Copy every line of the data that contains the string "pelo".

------

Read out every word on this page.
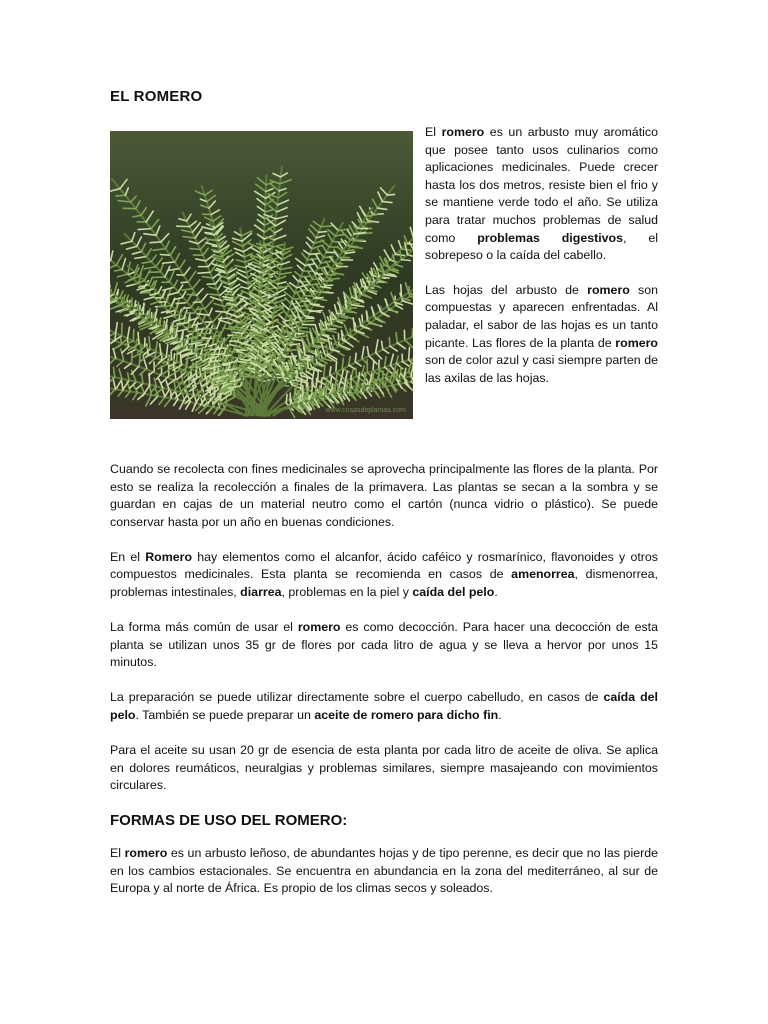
EL ROMERO
www.cosasdeplantas.com

El romero es un arbusto muy aromático que posee tanto usos culinarios como aplicaciones medicinales. Puede crecer hasta los dos metros, resiste bien el frio y se mantiene verde todo el año. Se utiliza para tratar muchos problemas de salud como problemas digestivos, el sobrepeso o la caída del cabello.

Las hojas del arbusto de romero son compuestas y aparecen enfrentadas. Al paladar, el sabor de las hojas es un tanto picante. Las flores de la planta de romero son de color azul y casi siempre parten de las axilas de las hojas.

Cuando se recolecta con fines medicinales se aprovecha principalmente las flores de la planta. Por esto se realiza la recolección a finales de la primavera. Las plantas se secan a la sombra y se guardan en cajas de un material neutro como el cartón (nunca vidrio o plástico). Se puede conservar hasta por un año en buenas condiciones.

En el Romero hay elementos como el alcanfor, ácido caféico y rosmarínico, flavonoides y otros compuestos medicinales. Esta planta se recomienda en casos de amenorrea, dismenorrea, problemas intestinales, diarrea, problemas en la piel y caída del pelo.

La forma más común de usar el romero es como decocción. Para hacer una decocción de esta planta se utilizan unos 35 gr de flores por cada litro de agua y se lleva a hervor por unos 15 minutos.

La preparación se puede utilizar directamente sobre el cuerpo cabelludo, en casos de caída del pelo. También se puede preparar un aceite de romero para dicho fin.

Para el aceite su usan 20 gr de esencia de esta planta por cada litro de aceite de oliva. Se aplica en dolores reumáticos, neuralgias y problemas similares, siempre masajeando con movimientos circulares.

FORMAS DE USO DEL ROMERO:

El romero es un arbusto leñoso, de abundantes hojas y de tipo perenne, es decir que no las pierde en los cambios estacionales. Se encuentra en abundancia en la zona del mediterráneo, al sur de Europa y al norte de África. Es propio de los climas secos y soleados.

------

> **FINISHED ANSWER**:
En el Romero hay elementos como el alcanfor, ácido caféico y rosmarínico, flavonoides y otros compuestos medicinales. Esta planta se recomienda en casos de amenorrea, dismenorrea, problemas intestinales, diarrea, problemas en la piel y caída del pelo.
La preparación se puede utilizar directamente sobre el cuerpo cabelludo, en casos de caída del pelo. También se puede preparar un aceite de romero para dicho fin.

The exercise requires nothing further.